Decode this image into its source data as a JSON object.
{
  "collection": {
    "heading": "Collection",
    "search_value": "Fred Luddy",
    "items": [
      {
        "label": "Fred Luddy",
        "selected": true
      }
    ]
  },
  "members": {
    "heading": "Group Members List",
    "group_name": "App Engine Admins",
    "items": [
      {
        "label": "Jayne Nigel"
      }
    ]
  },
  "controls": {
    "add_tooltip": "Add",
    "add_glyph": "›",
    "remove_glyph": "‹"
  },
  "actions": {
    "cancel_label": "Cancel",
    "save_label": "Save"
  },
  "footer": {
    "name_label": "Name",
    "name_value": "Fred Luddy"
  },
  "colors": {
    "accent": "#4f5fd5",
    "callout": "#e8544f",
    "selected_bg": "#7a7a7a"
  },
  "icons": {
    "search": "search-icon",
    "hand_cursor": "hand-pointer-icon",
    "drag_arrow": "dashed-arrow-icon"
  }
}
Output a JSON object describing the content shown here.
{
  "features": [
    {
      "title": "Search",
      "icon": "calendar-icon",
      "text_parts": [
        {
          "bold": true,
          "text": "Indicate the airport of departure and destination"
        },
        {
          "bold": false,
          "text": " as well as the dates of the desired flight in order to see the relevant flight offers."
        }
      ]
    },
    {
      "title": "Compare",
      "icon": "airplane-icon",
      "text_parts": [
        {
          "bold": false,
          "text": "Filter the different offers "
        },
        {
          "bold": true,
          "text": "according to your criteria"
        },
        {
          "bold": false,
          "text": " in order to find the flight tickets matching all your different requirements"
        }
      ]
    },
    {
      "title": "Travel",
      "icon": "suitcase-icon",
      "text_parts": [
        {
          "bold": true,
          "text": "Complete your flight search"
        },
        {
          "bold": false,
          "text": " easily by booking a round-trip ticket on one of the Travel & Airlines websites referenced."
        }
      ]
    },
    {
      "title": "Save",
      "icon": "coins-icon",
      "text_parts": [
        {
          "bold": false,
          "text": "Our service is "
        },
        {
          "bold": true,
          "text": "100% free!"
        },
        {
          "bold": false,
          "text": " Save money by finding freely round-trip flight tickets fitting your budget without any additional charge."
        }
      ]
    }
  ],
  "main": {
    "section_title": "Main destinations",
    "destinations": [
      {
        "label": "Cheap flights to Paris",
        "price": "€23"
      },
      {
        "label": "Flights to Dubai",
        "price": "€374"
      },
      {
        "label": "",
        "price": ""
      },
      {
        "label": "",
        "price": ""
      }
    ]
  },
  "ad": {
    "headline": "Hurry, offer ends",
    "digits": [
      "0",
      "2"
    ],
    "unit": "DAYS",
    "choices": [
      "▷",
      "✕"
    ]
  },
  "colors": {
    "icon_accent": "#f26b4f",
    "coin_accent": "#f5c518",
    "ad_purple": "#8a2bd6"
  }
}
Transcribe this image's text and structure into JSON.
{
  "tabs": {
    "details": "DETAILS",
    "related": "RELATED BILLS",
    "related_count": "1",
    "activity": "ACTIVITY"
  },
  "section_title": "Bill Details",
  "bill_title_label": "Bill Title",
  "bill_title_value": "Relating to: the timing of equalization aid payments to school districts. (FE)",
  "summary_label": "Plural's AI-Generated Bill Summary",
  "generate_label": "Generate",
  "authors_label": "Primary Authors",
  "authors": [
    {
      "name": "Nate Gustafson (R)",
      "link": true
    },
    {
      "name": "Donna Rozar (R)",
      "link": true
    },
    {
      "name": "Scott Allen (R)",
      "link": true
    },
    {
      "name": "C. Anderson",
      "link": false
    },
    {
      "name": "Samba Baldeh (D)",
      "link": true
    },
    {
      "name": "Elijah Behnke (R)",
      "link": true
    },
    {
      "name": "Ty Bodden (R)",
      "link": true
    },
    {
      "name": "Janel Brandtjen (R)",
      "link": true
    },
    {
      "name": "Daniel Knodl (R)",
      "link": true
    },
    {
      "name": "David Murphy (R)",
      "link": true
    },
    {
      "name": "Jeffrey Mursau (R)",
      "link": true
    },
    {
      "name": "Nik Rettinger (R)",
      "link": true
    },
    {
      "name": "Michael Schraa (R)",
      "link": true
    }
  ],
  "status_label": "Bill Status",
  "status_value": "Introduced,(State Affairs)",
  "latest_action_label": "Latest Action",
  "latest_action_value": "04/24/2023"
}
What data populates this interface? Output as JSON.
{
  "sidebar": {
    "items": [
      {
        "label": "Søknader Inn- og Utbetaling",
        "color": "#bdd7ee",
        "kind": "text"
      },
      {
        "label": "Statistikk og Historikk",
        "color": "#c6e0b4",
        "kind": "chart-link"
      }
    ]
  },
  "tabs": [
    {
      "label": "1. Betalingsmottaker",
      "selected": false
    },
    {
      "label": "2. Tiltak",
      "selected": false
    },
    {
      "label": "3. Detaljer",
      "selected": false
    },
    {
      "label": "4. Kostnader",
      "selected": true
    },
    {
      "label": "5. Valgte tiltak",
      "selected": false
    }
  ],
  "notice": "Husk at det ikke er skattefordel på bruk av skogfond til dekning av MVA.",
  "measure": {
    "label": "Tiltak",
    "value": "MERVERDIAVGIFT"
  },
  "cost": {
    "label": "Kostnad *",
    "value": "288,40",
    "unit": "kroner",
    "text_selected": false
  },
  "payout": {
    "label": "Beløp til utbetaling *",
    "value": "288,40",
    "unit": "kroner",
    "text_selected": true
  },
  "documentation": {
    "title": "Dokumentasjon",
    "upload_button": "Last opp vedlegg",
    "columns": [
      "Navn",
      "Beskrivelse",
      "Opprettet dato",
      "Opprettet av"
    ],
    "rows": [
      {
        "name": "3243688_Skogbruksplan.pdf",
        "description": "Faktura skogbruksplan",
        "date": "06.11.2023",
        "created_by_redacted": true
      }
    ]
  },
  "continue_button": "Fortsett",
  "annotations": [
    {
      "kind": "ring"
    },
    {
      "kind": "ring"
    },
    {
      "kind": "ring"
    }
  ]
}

[Task goal]
Copy every line of the records above that holds the word "this".

[Solution to the problem]
Decode this image into its source data as a JSON object.
Transcribe this image's text and structure into JSON.
What data populates this interface? Output as JSON.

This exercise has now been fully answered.